** start of LISTED ENTRIES **

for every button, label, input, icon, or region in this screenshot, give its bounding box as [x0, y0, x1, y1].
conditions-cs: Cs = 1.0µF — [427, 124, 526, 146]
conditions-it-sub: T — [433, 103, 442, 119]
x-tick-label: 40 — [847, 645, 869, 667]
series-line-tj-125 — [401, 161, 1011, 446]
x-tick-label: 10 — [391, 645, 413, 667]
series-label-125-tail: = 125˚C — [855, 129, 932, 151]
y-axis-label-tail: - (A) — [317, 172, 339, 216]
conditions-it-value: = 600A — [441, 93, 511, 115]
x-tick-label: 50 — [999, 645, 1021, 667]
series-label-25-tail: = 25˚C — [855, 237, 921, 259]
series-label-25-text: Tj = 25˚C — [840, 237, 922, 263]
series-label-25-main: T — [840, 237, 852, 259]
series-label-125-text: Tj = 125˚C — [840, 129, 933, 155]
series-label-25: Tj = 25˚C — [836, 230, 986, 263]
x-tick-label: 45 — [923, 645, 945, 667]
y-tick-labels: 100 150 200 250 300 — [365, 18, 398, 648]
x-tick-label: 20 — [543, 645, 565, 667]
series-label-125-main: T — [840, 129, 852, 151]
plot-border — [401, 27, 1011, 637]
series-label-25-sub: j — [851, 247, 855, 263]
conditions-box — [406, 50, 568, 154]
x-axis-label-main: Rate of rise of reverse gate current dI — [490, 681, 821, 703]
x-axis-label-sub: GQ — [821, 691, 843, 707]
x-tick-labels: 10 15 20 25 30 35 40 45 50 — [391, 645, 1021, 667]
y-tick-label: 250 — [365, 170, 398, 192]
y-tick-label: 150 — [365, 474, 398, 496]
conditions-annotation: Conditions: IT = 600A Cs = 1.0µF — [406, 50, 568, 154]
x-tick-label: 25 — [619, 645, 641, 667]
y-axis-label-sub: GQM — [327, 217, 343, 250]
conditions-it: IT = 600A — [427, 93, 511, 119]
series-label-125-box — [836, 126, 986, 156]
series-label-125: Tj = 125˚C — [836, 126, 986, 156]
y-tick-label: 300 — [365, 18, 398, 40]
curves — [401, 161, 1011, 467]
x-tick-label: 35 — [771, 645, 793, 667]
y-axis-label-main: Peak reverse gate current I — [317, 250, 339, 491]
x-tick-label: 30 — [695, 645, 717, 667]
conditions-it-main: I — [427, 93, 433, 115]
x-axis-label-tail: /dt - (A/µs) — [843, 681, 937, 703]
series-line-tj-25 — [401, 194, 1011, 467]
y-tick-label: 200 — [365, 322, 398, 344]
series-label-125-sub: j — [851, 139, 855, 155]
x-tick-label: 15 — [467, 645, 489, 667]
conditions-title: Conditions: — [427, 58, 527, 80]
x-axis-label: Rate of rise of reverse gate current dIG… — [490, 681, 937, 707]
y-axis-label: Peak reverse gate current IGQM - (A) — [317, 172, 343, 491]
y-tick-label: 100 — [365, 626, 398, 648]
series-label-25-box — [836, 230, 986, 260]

** end of LISTED ENTRIES **

● **SHORT EXERCISE**
Convert all of the data above into a numbered list with one item per line, omitting any blank lines.

● **EXERCISE RESULT**
1. for every button, label, input, icon, or region in this screenshot, give its bounding box as [x0, y0, x1, y1].
2. conditions-cs: Cs = 1.0µF — [427, 124, 526, 146]
3. conditions-it-sub: T — [433, 103, 442, 119]
4. x-tick-label: 40 — [847, 645, 869, 667]
5. series-line-tj-125 — [401, 161, 1011, 446]
6. x-tick-label: 10 — [391, 645, 413, 667]
7. series-label-125-tail: = 125˚C — [855, 129, 932, 151]
8. y-axis-label-tail: - (A) — [317, 172, 339, 216]
9. conditions-it-value: = 600A — [441, 93, 511, 115]
10. x-tick-label: 50 — [999, 645, 1021, 667]
11. series-label-25-tail: = 25˚C — [855, 237, 921, 259]
12. series-label-25-text: Tj = 25˚C — [840, 237, 922, 263]
13. series-label-25-main: T — [840, 237, 852, 259]
14. series-label-125-text: Tj = 125˚C — [840, 129, 933, 155]
15. series-label-25: Tj = 25˚C — [836, 230, 986, 263]
16. x-tick-label: 45 — [923, 645, 945, 667]
17. y-tick-labels: 100 150 200 250 300 — [365, 18, 398, 648]
18. x-tick-label: 20 — [543, 645, 565, 667]
19. series-label-125-main: T — [840, 129, 852, 151]
20. plot-border — [401, 27, 1011, 637]
21. series-label-25-sub: j — [851, 247, 855, 263]
22. conditions-box — [406, 50, 568, 154]
23. x-axis-label-main: Rate of rise of reverse gate current dI — [490, 681, 821, 703]
24. x-axis-label-sub: GQ — [821, 691, 843, 707]
25. x-tick-labels: 10 15 20 25 30 35 40 45 50 — [391, 645, 1021, 667]
26. y-tick-label: 250 — [365, 170, 398, 192]
27. y-tick-label: 150 — [365, 474, 398, 496]
28. conditions-annotation: Conditions: IT = 600A Cs = 1.0µF — [406, 50, 568, 154]
29. x-tick-label: 25 — [619, 645, 641, 667]
30. y-axis-label-sub: GQM — [327, 217, 343, 250]
31. conditions-it: IT = 600A — [427, 93, 511, 119]
32. series-label-125-box — [836, 126, 986, 156]
33. series-label-125: Tj = 125˚C — [836, 126, 986, 156]
34. y-tick-label: 300 — [365, 18, 398, 40]
35. curves — [401, 161, 1011, 467]
36. x-tick-label: 35 — [771, 645, 793, 667]
37. y-axis-label-main: Peak reverse gate current I — [317, 250, 339, 491]
38. x-tick-label: 30 — [695, 645, 717, 667]
39. conditions-it-main: I — [427, 93, 433, 115]
40. x-axis-label-tail: /dt - (A/µs) — [843, 681, 937, 703]
41. series-line-tj-25 — [401, 194, 1011, 467]
42. y-tick-label: 200 — [365, 322, 398, 344]
43. series-label-125-sub: j — [851, 139, 855, 155]
44. x-tick-label: 15 — [467, 645, 489, 667]
45. conditions-title: Conditions: — [427, 58, 527, 80]
46. x-axis-label: Rate of rise of reverse gate current dIG… — [490, 681, 937, 707]
47. y-axis-label: Peak reverse gate current IGQM - (A) — [317, 172, 343, 491]
48. y-tick-label: 100 — [365, 626, 398, 648]
49. series-label-25-box — [836, 230, 986, 260]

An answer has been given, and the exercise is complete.